Extracted records:
* BEGIN *

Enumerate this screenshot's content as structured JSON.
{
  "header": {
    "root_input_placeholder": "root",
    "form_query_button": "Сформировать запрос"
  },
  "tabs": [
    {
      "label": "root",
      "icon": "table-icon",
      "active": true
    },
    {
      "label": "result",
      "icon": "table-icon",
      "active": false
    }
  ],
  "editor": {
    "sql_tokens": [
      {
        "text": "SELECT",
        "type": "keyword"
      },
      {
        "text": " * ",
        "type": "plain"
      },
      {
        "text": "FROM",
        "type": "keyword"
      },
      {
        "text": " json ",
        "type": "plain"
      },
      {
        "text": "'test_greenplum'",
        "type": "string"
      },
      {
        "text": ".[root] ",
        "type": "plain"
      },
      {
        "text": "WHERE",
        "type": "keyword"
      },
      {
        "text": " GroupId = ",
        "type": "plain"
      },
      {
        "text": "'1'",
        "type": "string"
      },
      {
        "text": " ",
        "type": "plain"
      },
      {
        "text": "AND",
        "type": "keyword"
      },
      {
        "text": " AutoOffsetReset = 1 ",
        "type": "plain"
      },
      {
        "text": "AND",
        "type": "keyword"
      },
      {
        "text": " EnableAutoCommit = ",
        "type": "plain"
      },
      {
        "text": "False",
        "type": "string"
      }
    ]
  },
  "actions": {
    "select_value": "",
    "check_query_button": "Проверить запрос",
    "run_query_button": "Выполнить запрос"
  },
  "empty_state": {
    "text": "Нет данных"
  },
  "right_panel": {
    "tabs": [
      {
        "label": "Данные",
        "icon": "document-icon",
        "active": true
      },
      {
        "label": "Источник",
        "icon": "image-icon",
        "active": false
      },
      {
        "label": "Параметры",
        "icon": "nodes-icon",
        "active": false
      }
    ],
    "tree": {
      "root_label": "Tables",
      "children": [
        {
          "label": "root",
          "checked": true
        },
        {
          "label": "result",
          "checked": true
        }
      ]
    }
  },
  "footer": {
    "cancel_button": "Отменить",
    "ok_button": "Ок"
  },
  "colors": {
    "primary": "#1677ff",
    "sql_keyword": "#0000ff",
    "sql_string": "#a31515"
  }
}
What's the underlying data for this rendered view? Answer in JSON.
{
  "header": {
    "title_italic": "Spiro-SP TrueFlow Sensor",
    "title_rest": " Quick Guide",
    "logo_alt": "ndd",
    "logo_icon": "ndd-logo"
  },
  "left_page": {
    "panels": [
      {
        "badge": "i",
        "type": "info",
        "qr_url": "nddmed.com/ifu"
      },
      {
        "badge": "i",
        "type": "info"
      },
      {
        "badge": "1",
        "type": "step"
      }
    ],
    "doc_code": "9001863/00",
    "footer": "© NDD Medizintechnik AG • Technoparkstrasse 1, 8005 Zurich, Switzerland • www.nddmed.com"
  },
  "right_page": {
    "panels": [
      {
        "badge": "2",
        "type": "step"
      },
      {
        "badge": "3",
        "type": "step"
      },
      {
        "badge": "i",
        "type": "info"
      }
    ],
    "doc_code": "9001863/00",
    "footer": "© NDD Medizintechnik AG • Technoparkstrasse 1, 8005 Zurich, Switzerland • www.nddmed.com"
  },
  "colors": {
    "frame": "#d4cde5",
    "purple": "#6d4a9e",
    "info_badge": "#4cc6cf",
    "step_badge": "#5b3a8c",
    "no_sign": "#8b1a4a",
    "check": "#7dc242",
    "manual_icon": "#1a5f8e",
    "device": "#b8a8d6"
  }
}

* END *

▶ _Task to carry out_
Quote the data above in full, changing nothing.

▶ _Worked solution_
Enumerate this screenshot's content as structured JSON.
{
  "header": {
    "root_input_placeholder": "root",
    "form_query_button": "Сформировать запрос"
  },
  "tabs": [
    {
      "label": "root",
      "icon": "table-icon",
      "active": true
    },
    {
      "label": "result",
      "icon": "table-icon",
      "active": false
    }
  ],
  "editor": {
    "sql_tokens": [
      {
        "text": "SELECT",
        "type": "keyword"
      },
      {
        "text": " * ",
        "type": "plain"
      },
      {
        "text": "FROM",
        "type": "keyword"
      },
      {
        "text": " json ",
        "type": "plain"
      },
      {
        "text": "'test_greenplum'",
        "type": "string"
      },
      {
        "text": ".[root] ",
        "type": "plain"
      },
      {
        "text": "WHERE",
        "type": "keyword"
      },
      {
        "text": " GroupId = ",
        "type": "plain"
      },
      {
        "text": "'1'",
        "type": "string"
      },
      {
        "text": " ",
        "type": "plain"
      },
      {
        "text": "AND",
        "type": "keyword"
      },
      {
        "text": " AutoOffsetReset = 1 ",
        "type": "plain"
      },
      {
        "text": "AND",
        "type": "keyword"
      },
      {
        "text": " EnableAutoCommit = ",
        "type": "plain"
      },
      {
        "text": "False",
        "type": "string"
      }
    ]
  },
  "actions": {
    "select_value": "",
    "check_query_button": "Проверить запрос",
    "run_query_button": "Выполнить запрос"
  },
  "empty_state": {
    "text": "Нет данных"
  },
  "right_panel": {
    "tabs": [
      {
        "label": "Данные",
        "icon": "document-icon",
        "active": true
      },
      {
        "label": "Источник",
        "icon": "image-icon",
        "active": false
      },
      {
        "label": "Параметры",
        "icon": "nodes-icon",
        "active": false
      }
    ],
    "tree": {
      "root_label": "Tables",
      "children": [
        {
          "label": "root",
          "checked": true
        },
        {
          "label": "result",
          "checked": true
        }
      ]
    }
  },
  "footer": {
    "cancel_button": "Отменить",
    "ok_button": "Ок"
  },
  "colors": {
    "primary": "#1677ff",
    "sql_keyword": "#0000ff",
    "sql_string": "#a31515"
  }
}
What's the underlying data for this rendered view? Answer in JSON.
{
  "header": {
    "title_italic": "Spiro-SP TrueFlow Sensor",
    "title_rest": " Quick Guide",
    "logo_alt": "ndd",
    "logo_icon": "ndd-logo"
  },
  "left_page": {
    "panels": [
      {
        "badge": "i",
        "type": "info",
        "qr_url": "nddmed.com/ifu"
      },
      {
        "badge": "i",
        "type": "info"
      },
      {
        "badge": "1",
        "type": "step"
      }
    ],
    "doc_code": "9001863/00",
    "footer": "© NDD Medizintechnik AG • Technoparkstrasse 1, 8005 Zurich, Switzerland • www.nddmed.com"
  },
  "right_page": {
    "panels": [
      {
        "badge": "2",
        "type": "step"
      },
      {
        "badge": "3",
        "type": "step"
      },
      {
        "badge": "i",
        "type": "info"
      }
    ],
    "doc_code": "9001863/00",
    "footer": "© NDD Medizintechnik AG • Technoparkstrasse 1, 8005 Zurich, Switzerland • www.nddmed.com"
  },
  "colors": {
    "frame": "#d4cde5",
    "purple": "#6d4a9e",
    "info_badge": "#4cc6cf",
    "step_badge": "#5b3a8c",
    "no_sign": "#8b1a4a",
    "check": "#7dc242",
    "manual_icon": "#1a5f8e",
    "device": "#b8a8d6"
  }
}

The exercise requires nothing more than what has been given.